Given task: The records below are to be quoted in full; please keep every word exact.

--- start of Excerpted data ---

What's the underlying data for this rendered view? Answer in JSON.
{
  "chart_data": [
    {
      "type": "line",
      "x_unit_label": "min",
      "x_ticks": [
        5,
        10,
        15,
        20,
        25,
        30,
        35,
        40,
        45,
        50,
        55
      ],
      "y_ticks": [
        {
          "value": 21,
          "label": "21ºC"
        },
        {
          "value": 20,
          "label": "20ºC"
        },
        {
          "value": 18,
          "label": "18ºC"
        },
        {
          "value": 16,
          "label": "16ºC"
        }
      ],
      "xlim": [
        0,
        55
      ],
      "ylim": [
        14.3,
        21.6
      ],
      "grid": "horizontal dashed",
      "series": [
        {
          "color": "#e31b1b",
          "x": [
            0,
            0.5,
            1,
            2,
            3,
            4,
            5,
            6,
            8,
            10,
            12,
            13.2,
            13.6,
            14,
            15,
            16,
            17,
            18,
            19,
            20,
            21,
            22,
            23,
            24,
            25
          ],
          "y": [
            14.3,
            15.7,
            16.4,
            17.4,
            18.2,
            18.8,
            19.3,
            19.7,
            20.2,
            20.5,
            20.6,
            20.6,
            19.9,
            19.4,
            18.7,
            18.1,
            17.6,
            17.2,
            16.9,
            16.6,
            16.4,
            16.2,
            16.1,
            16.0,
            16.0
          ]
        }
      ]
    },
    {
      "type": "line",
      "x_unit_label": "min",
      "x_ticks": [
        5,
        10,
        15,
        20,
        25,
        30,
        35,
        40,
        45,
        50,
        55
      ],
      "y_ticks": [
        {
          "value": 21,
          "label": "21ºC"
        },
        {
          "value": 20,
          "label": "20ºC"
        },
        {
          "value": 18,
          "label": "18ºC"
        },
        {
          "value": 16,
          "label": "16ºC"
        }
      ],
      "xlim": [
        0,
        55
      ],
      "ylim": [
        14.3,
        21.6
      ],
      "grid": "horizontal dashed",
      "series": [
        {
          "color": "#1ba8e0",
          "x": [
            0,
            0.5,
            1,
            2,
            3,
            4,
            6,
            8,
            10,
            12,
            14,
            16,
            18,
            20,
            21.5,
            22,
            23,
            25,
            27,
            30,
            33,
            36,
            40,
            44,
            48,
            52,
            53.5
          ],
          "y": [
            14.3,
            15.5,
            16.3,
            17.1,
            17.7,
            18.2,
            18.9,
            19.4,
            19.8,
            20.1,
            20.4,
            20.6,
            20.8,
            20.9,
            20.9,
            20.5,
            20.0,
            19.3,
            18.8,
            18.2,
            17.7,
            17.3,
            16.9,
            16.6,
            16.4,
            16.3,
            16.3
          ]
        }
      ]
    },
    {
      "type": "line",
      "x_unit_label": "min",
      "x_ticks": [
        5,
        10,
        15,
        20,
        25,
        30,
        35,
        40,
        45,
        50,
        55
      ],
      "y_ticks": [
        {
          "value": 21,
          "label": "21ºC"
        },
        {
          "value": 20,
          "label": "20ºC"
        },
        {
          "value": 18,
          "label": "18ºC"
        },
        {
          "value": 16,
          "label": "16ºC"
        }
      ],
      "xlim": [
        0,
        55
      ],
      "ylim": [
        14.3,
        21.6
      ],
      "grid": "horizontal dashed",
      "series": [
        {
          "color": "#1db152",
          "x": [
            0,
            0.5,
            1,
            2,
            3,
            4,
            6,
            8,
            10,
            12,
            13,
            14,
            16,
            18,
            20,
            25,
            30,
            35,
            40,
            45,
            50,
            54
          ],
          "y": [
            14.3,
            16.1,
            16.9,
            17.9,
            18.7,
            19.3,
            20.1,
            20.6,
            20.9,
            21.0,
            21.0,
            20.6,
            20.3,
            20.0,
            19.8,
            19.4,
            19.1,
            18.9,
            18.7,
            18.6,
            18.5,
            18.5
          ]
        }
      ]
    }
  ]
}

--- end of Excerpted data ---

Complete response:
What's the underlying data for this rendered view? Answer in JSON.
{
  "chart_data": [
    {
      "type": "line",
      "x_unit_label": "min",
      "x_ticks": [
        5,
        10,
        15,
        20,
        25,
        30,
        35,
        40,
        45,
        50,
        55
      ],
      "y_ticks": [
        {
          "value": 21,
          "label": "21ºC"
        },
        {
          "value": 20,
          "label": "20ºC"
        },
        {
          "value": 18,
          "label": "18ºC"
        },
        {
          "value": 16,
          "label": "16ºC"
        }
      ],
      "xlim": [
        0,
        55
      ],
      "ylim": [
        14.3,
        21.6
      ],
      "grid": "horizontal dashed",
      "series": [
        {
          "color": "#e31b1b",
          "x": [
            0,
            0.5,
            1,
            2,
            3,
            4,
            5,
            6,
            8,
            10,
            12,
            13.2,
            13.6,
            14,
            15,
            16,
            17,
            18,
            19,
            20,
            21,
            22,
            23,
            24,
            25
          ],
          "y": [
            14.3,
            15.7,
            16.4,
            17.4,
            18.2,
            18.8,
            19.3,
            19.7,
            20.2,
            20.5,
            20.6,
            20.6,
            19.9,
            19.4,
            18.7,
            18.1,
            17.6,
            17.2,
            16.9,
            16.6,
            16.4,
            16.2,
            16.1,
            16.0,
            16.0
          ]
        }
      ]
    },
    {
      "type": "line",
      "x_unit_label": "min",
      "x_ticks": [
        5,
        10,
        15,
        20,
        25,
        30,
        35,
        40,
        45,
        50,
        55
      ],
      "y_ticks": [
        {
          "value": 21,
          "label": "21ºC"
        },
        {
          "value": 20,
          "label": "20ºC"
        },
        {
          "value": 18,
          "label": "18ºC"
        },
        {
          "value": 16,
          "label": "16ºC"
        }
      ],
      "xlim": [
        0,
        55
      ],
      "ylim": [
        14.3,
        21.6
      ],
      "grid": "horizontal dashed",
      "series": [
        {
          "color": "#1ba8e0",
          "x": [
            0,
            0.5,
            1,
            2,
            3,
            4,
            6,
            8,
            10,
            12,
            14,
            16,
            18,
            20,
            21.5,
            22,
            23,
            25,
            27,
            30,
            33,
            36,
            40,
            44,
            48,
            52,
            53.5
          ],
          "y": [
            14.3,
            15.5,
            16.3,
            17.1,
            17.7,
            18.2,
            18.9,
            19.4,
            19.8,
            20.1,
            20.4,
            20.6,
            20.8,
            20.9,
            20.9,
            20.5,
            20.0,
            19.3,
            18.8,
            18.2,
            17.7,
            17.3,
            16.9,
            16.6,
            16.4,
            16.3,
            16.3
          ]
        }
      ]
    },
    {
      "type": "line",
      "x_unit_label": "min",
      "x_ticks": [
        5,
        10,
        15,
        20,
        25,
        30,
        35,
        40,
        45,
        50,
        55
      ],
      "y_ticks": [
        {
          "value": 21,
          "label": "21ºC"
        },
        {
          "value": 20,
          "label": "20ºC"
        },
        {
          "value": 18,
          "label": "18ºC"
        },
        {
          "value": 16,
          "label": "16ºC"
        }
      ],
      "xlim": [
        0,
        55
      ],
      "ylim": [
        14.3,
        21.6
      ],
      "grid": "horizontal dashed",
      "series": [
        {
          "color": "#1db152",
          "x": [
            0,
            0.5,
            1,
            2,
            3,
            4,
            6,
            8,
            10,
            12,
            13,
            14,
            16,
            18,
            20,
            25,
            30,
            35,
            40,
            45,
            50,
            54
          ],
          "y": [
            14.3,
            16.1,
            16.9,
            17.9,
            18.7,
            19.3,
            20.1,
            20.6,
            20.9,
            21.0,
            21.0,
            20.6,
            20.3,
            20.0,
            19.8,
            19.4,
            19.1,
            18.9,
            18.7,
            18.6,
            18.5,
            18.5
          ]
        }
      ]
    }
  ]
}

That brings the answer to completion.